THE TASK:
Spot each line in the records below where the word "years" occurs, then copy it.

◇ ◇ ◇ ◇ ◇

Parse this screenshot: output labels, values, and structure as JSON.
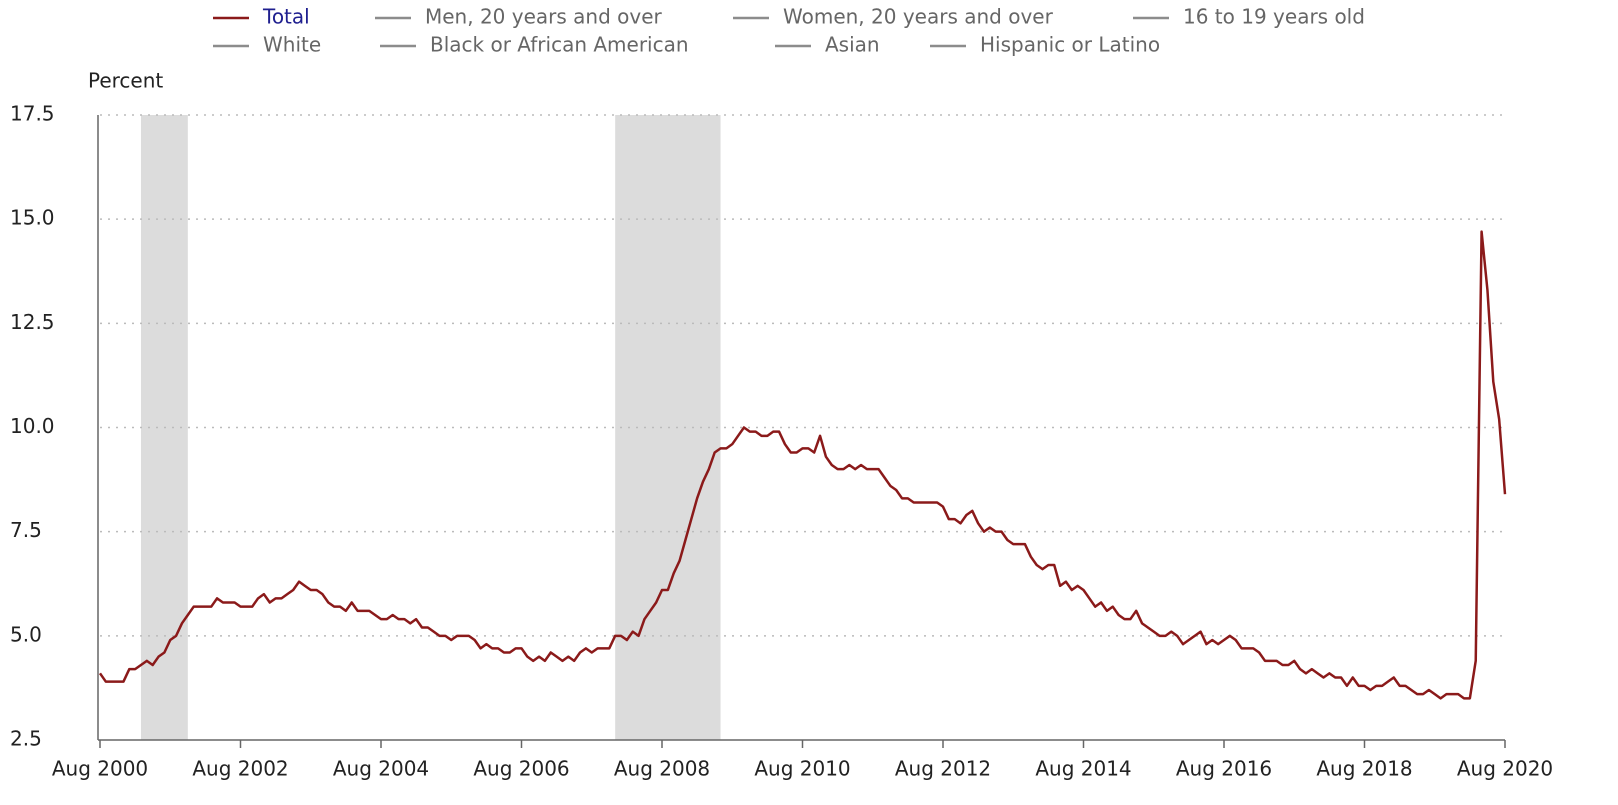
{
  "chart_data": {
    "type": "line",
    "ylabel": "Percent",
    "x": [
      "2000-08",
      "2000-09",
      "2000-10",
      "2000-11",
      "2000-12",
      "2001-01",
      "2001-02",
      "2001-03",
      "2001-04",
      "2001-05",
      "2001-06",
      "2001-07",
      "2001-08",
      "2001-09",
      "2001-10",
      "2001-11",
      "2001-12",
      "2002-01",
      "2002-02",
      "2002-03",
      "2002-04",
      "2002-05",
      "2002-06",
      "2002-07",
      "2002-08",
      "2002-09",
      "2002-10",
      "2002-11",
      "2002-12",
      "2003-01",
      "2003-02",
      "2003-03",
      "2003-04",
      "2003-05",
      "2003-06",
      "2003-07",
      "2003-08",
      "2003-09",
      "2003-10",
      "2003-11",
      "2003-12",
      "2004-01",
      "2004-02",
      "2004-03",
      "2004-04",
      "2004-05",
      "2004-06",
      "2004-07",
      "2004-08",
      "2004-09",
      "2004-10",
      "2004-11",
      "2004-12",
      "2005-01",
      "2005-02",
      "2005-03",
      "2005-04",
      "2005-05",
      "2005-06",
      "2005-07",
      "2005-08",
      "2005-09",
      "2005-10",
      "2005-11",
      "2005-12",
      "2006-01",
      "2006-02",
      "2006-03",
      "2006-04",
      "2006-05",
      "2006-06",
      "2006-07",
      "2006-08",
      "2006-09",
      "2006-10",
      "2006-11",
      "2006-12",
      "2007-01",
      "2007-02",
      "2007-03",
      "2007-04",
      "2007-05",
      "2007-06",
      "2007-07",
      "2007-08",
      "2007-09",
      "2007-10",
      "2007-11",
      "2007-12",
      "2008-01",
      "2008-02",
      "2008-03",
      "2008-04",
      "2008-05",
      "2008-06",
      "2008-07",
      "2008-08",
      "2008-09",
      "2008-10",
      "2008-11",
      "2008-12",
      "2009-01",
      "2009-02",
      "2009-03",
      "2009-04",
      "2009-05",
      "2009-06",
      "2009-07",
      "2009-08",
      "2009-09",
      "2009-10",
      "2009-11",
      "2009-12",
      "2010-01",
      "2010-02",
      "2010-03",
      "2010-04",
      "2010-05",
      "2010-06",
      "2010-07",
      "2010-08",
      "2010-09",
      "2010-10",
      "2010-11",
      "2010-12",
      "2011-01",
      "2011-02",
      "2011-03",
      "2011-04",
      "2011-05",
      "2011-06",
      "2011-07",
      "2011-08",
      "2011-09",
      "2011-10",
      "2011-11",
      "2011-12",
      "2012-01",
      "2012-02",
      "2012-03",
      "2012-04",
      "2012-05",
      "2012-06",
      "2012-07",
      "2012-08",
      "2012-09",
      "2012-10",
      "2012-11",
      "2012-12",
      "2013-01",
      "2013-02",
      "2013-03",
      "2013-04",
      "2013-05",
      "2013-06",
      "2013-07",
      "2013-08",
      "2013-09",
      "2013-10",
      "2013-11",
      "2013-12",
      "2014-01",
      "2014-02",
      "2014-03",
      "2014-04",
      "2014-05",
      "2014-06",
      "2014-07",
      "2014-08",
      "2014-09",
      "2014-10",
      "2014-11",
      "2014-12",
      "2015-01",
      "2015-02",
      "2015-03",
      "2015-04",
      "2015-05",
      "2015-06",
      "2015-07",
      "2015-08",
      "2015-09",
      "2015-10",
      "2015-11",
      "2015-12",
      "2016-01",
      "2016-02",
      "2016-03",
      "2016-04",
      "2016-05",
      "2016-06",
      "2016-07",
      "2016-08",
      "2016-09",
      "2016-10",
      "2016-11",
      "2016-12",
      "2017-01",
      "2017-02",
      "2017-03",
      "2017-04",
      "2017-05",
      "2017-06",
      "2017-07",
      "2017-08",
      "2017-09",
      "2017-10",
      "2017-11",
      "2017-12",
      "2018-01",
      "2018-02",
      "2018-03",
      "2018-04",
      "2018-05",
      "2018-06",
      "2018-07",
      "2018-08",
      "2018-09",
      "2018-10",
      "2018-11",
      "2018-12",
      "2019-01",
      "2019-02",
      "2019-03",
      "2019-04",
      "2019-05",
      "2019-06",
      "2019-07",
      "2019-08",
      "2019-09",
      "2019-10",
      "2019-11",
      "2019-12",
      "2020-01",
      "2020-02",
      "2020-03",
      "2020-04",
      "2020-05",
      "2020-06",
      "2020-07",
      "2020-08"
    ],
    "series": [
      {
        "name": "Total",
        "color": "#8b1a1a",
        "values": [
          4.1,
          3.9,
          3.9,
          3.9,
          3.9,
          4.2,
          4.2,
          4.3,
          4.4,
          4.3,
          4.5,
          4.6,
          4.9,
          5.0,
          5.3,
          5.5,
          5.7,
          5.7,
          5.7,
          5.7,
          5.9,
          5.8,
          5.8,
          5.8,
          5.7,
          5.7,
          5.7,
          5.9,
          6.0,
          5.8,
          5.9,
          5.9,
          6.0,
          6.1,
          6.3,
          6.2,
          6.1,
          6.1,
          6.0,
          5.8,
          5.7,
          5.7,
          5.6,
          5.8,
          5.6,
          5.6,
          5.6,
          5.5,
          5.4,
          5.4,
          5.5,
          5.4,
          5.4,
          5.3,
          5.4,
          5.2,
          5.2,
          5.1,
          5.0,
          5.0,
          4.9,
          5.0,
          5.0,
          5.0,
          4.9,
          4.7,
          4.8,
          4.7,
          4.7,
          4.6,
          4.6,
          4.7,
          4.7,
          4.5,
          4.4,
          4.5,
          4.4,
          4.6,
          4.5,
          4.4,
          4.5,
          4.4,
          4.6,
          4.7,
          4.6,
          4.7,
          4.7,
          4.7,
          5.0,
          5.0,
          4.9,
          5.1,
          5.0,
          5.4,
          5.6,
          5.8,
          6.1,
          6.1,
          6.5,
          6.8,
          7.3,
          7.8,
          8.3,
          8.7,
          9.0,
          9.4,
          9.5,
          9.5,
          9.6,
          9.8,
          10.0,
          9.9,
          9.9,
          9.8,
          9.8,
          9.9,
          9.9,
          9.6,
          9.4,
          9.4,
          9.5,
          9.5,
          9.4,
          9.8,
          9.3,
          9.1,
          9.0,
          9.0,
          9.1,
          9.0,
          9.1,
          9.0,
          9.0,
          9.0,
          8.8,
          8.6,
          8.5,
          8.3,
          8.3,
          8.2,
          8.2,
          8.2,
          8.2,
          8.2,
          8.1,
          7.8,
          7.8,
          7.7,
          7.9,
          8.0,
          7.7,
          7.5,
          7.6,
          7.5,
          7.5,
          7.3,
          7.2,
          7.2,
          7.2,
          6.9,
          6.7,
          6.6,
          6.7,
          6.7,
          6.2,
          6.3,
          6.1,
          6.2,
          6.1,
          5.9,
          5.7,
          5.8,
          5.6,
          5.7,
          5.5,
          5.4,
          5.4,
          5.6,
          5.3,
          5.2,
          5.1,
          5.0,
          5.0,
          5.1,
          5.0,
          4.8,
          4.9,
          5.0,
          5.1,
          4.8,
          4.9,
          4.8,
          4.9,
          5.0,
          4.9,
          4.7,
          4.7,
          4.7,
          4.6,
          4.4,
          4.4,
          4.4,
          4.3,
          4.3,
          4.4,
          4.2,
          4.1,
          4.2,
          4.1,
          4.0,
          4.1,
          4.0,
          4.0,
          3.8,
          4.0,
          3.8,
          3.8,
          3.7,
          3.8,
          3.8,
          3.9,
          4.0,
          3.8,
          3.8,
          3.7,
          3.6,
          3.6,
          3.7,
          3.6,
          3.5,
          3.6,
          3.6,
          3.6,
          3.5,
          3.5,
          4.4,
          14.7,
          13.3,
          11.1,
          10.2,
          8.4
        ]
      }
    ],
    "inactive_legend": [
      {
        "name": "Men, 20 years and over",
        "color": "#8c8c8c"
      },
      {
        "name": "Women, 20 years and over",
        "color": "#8c8c8c"
      },
      {
        "name": "16 to 19 years old",
        "color": "#8c8c8c"
      },
      {
        "name": "White",
        "color": "#8c8c8c"
      },
      {
        "name": "Black or African American",
        "color": "#8c8c8c"
      },
      {
        "name": "Asian",
        "color": "#8c8c8c"
      },
      {
        "name": "Hispanic or Latino",
        "color": "#8c8c8c"
      }
    ],
    "recessions": [
      [
        "2001-03",
        "2001-11"
      ],
      [
        "2007-12",
        "2009-06"
      ]
    ],
    "recession_color": "#dcdcdc",
    "xticks": [
      {
        "value": "2000-08",
        "label": "Aug 2000"
      },
      {
        "value": "2002-08",
        "label": "Aug 2002"
      },
      {
        "value": "2004-08",
        "label": "Aug 2004"
      },
      {
        "value": "2006-08",
        "label": "Aug 2006"
      },
      {
        "value": "2008-08",
        "label": "Aug 2008"
      },
      {
        "value": "2010-08",
        "label": "Aug 2010"
      },
      {
        "value": "2012-08",
        "label": "Aug 2012"
      },
      {
        "value": "2014-08",
        "label": "Aug 2014"
      },
      {
        "value": "2016-08",
        "label": "Aug 2016"
      },
      {
        "value": "2018-08",
        "label": "Aug 2018"
      },
      {
        "value": "2020-08",
        "label": "Aug 2020"
      }
    ],
    "ylim": [
      2.5,
      17.5
    ],
    "yticks": [
      2.5,
      {
        "value": 5,
        "label": "5.0"
      },
      7.5,
      {
        "value": 10,
        "label": "10.0"
      },
      12.5,
      {
        "value": 15,
        "label": "15.0"
      },
      17.5
    ],
    "grid": true
  }
}
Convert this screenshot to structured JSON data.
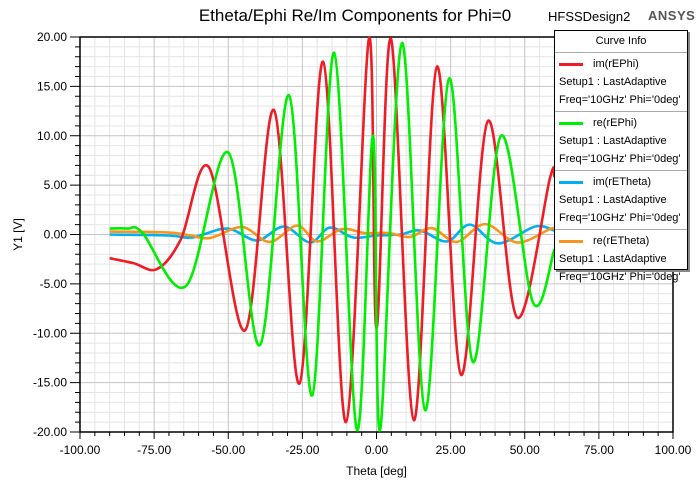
{
  "chart_data": {
    "type": "line",
    "title": "Etheta/Ephi Re/Im Components for Phi=0",
    "design_name": "HFSSDesign2",
    "brand": "ANSYS",
    "xlabel": "Theta [deg]",
    "ylabel": "Y1 [V]",
    "xlim": [
      -100,
      100
    ],
    "ylim": [
      -20,
      20
    ],
    "x_ticks": [
      "-100.00",
      "-75.00",
      "-50.00",
      "-25.00",
      "0.00",
      "25.00",
      "50.00",
      "75.00",
      "100.00"
    ],
    "y_ticks": [
      "20.00",
      "15.00",
      "10.00",
      "5.00",
      "0.00",
      "-5.00",
      "-10.00",
      "-15.00",
      "-20.00"
    ],
    "grid": true,
    "legend_title": "Curve Info",
    "legend_position": "top-right",
    "series": [
      {
        "name": "im(rEPhi)",
        "setup": "Setup1 : LastAdaptive",
        "params": "Freq='10GHz' Phi='0deg'",
        "color": "#ee1c25",
        "points": [
          [
            -90,
            -2.4
          ],
          [
            -82,
            -2.9
          ],
          [
            -74,
            -3.5
          ],
          [
            -66,
            -0.5
          ],
          [
            -56.5,
            6.8
          ],
          [
            -44.3,
            -9.7
          ],
          [
            -34.6,
            12.6
          ],
          [
            -26,
            -15.1
          ],
          [
            -18,
            17.5
          ],
          [
            -10.3,
            -19.0
          ],
          [
            -2.5,
            19.9
          ],
          [
            0,
            -9.5
          ],
          [
            4.9,
            19.8
          ],
          [
            12.6,
            -18.8
          ],
          [
            20.4,
            17.0
          ],
          [
            28.5,
            -14.2
          ],
          [
            37.6,
            11.5
          ],
          [
            47.4,
            -8.4
          ],
          [
            58.5,
            5.7
          ],
          [
            60,
            5.9
          ]
        ]
      },
      {
        "name": "re(rEPhi)",
        "setup": "Setup1 : LastAdaptive",
        "params": "Freq='10GHz' Phi='0deg'",
        "color": "#00ee00",
        "points": [
          [
            -90,
            0.6
          ],
          [
            -84,
            0.6
          ],
          [
            -79,
            0.2
          ],
          [
            -64.2,
            -5.2
          ],
          [
            -50,
            8.3
          ],
          [
            -39.3,
            -11.2
          ],
          [
            -29.5,
            14.1
          ],
          [
            -21.7,
            -16.3
          ],
          [
            -14.3,
            18.4
          ],
          [
            -6.6,
            -19.8
          ],
          [
            -1.2,
            10.0
          ],
          [
            1.2,
            -19.8
          ],
          [
            8.6,
            19.4
          ],
          [
            16.4,
            -17.8
          ],
          [
            24.5,
            15.8
          ],
          [
            32.5,
            -12.9
          ],
          [
            42,
            10.0
          ],
          [
            52.8,
            -6.9
          ],
          [
            60,
            -1.5
          ]
        ]
      },
      {
        "name": "im(rETheta)",
        "setup": "Setup1 : LastAdaptive",
        "params": "Freq='10GHz' Phi='0deg'",
        "color": "#00b0f0",
        "points": [
          [
            -90,
            0
          ],
          [
            -70,
            -0.1
          ],
          [
            -62,
            -0.3
          ],
          [
            -50.4,
            0.6
          ],
          [
            -40.3,
            -0.6
          ],
          [
            -31.2,
            0.8
          ],
          [
            -22.4,
            -0.8
          ],
          [
            -15.7,
            0.7
          ],
          [
            -7.9,
            -0.3
          ],
          [
            0,
            -0.1
          ],
          [
            8,
            0
          ],
          [
            14.7,
            0.4
          ],
          [
            23.8,
            -0.7
          ],
          [
            31.5,
            1.0
          ],
          [
            41,
            -0.9
          ],
          [
            53.4,
            0.8
          ],
          [
            60,
            0.4
          ]
        ]
      },
      {
        "name": "re(rETheta)",
        "setup": "Setup1 : LastAdaptive",
        "params": "Freq='10GHz' Phi='0deg'",
        "color": "#f7941d",
        "points": [
          [
            -90,
            0.3
          ],
          [
            -70,
            0.2
          ],
          [
            -62.8,
            -0.1
          ],
          [
            -56,
            -0.35
          ],
          [
            -45.3,
            0.75
          ],
          [
            -36,
            -0.75
          ],
          [
            -26.8,
            0.9
          ],
          [
            -20,
            -0.7
          ],
          [
            -11.7,
            0.55
          ],
          [
            -4,
            0.15
          ],
          [
            4,
            0.15
          ],
          [
            11.3,
            -0.25
          ],
          [
            18.7,
            0.65
          ],
          [
            27,
            -0.75
          ],
          [
            36.6,
            1.05
          ],
          [
            47.4,
            -0.8
          ],
          [
            58.5,
            0.55
          ],
          [
            60,
            0.6
          ]
        ]
      }
    ]
  }
}
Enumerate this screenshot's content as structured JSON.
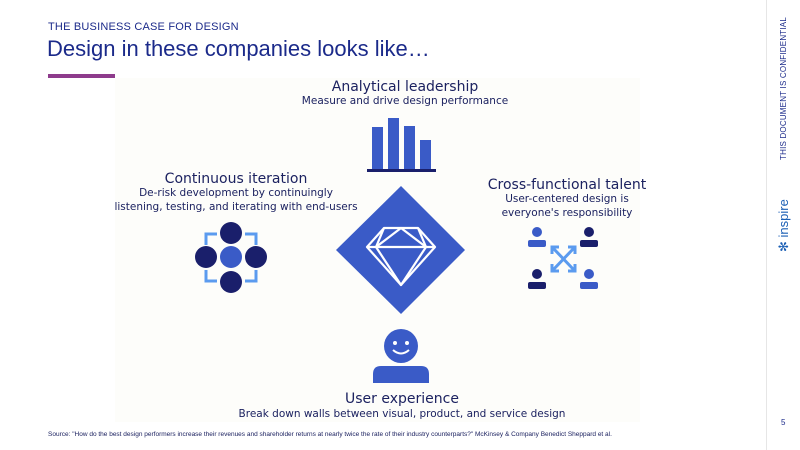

◇ ◇ ◇ ◇ ◇

ANSWER:
        "name": "Men, 20 years and over",
        "name": "Women, 20 years and over",
        "name": "16 to 19 years old",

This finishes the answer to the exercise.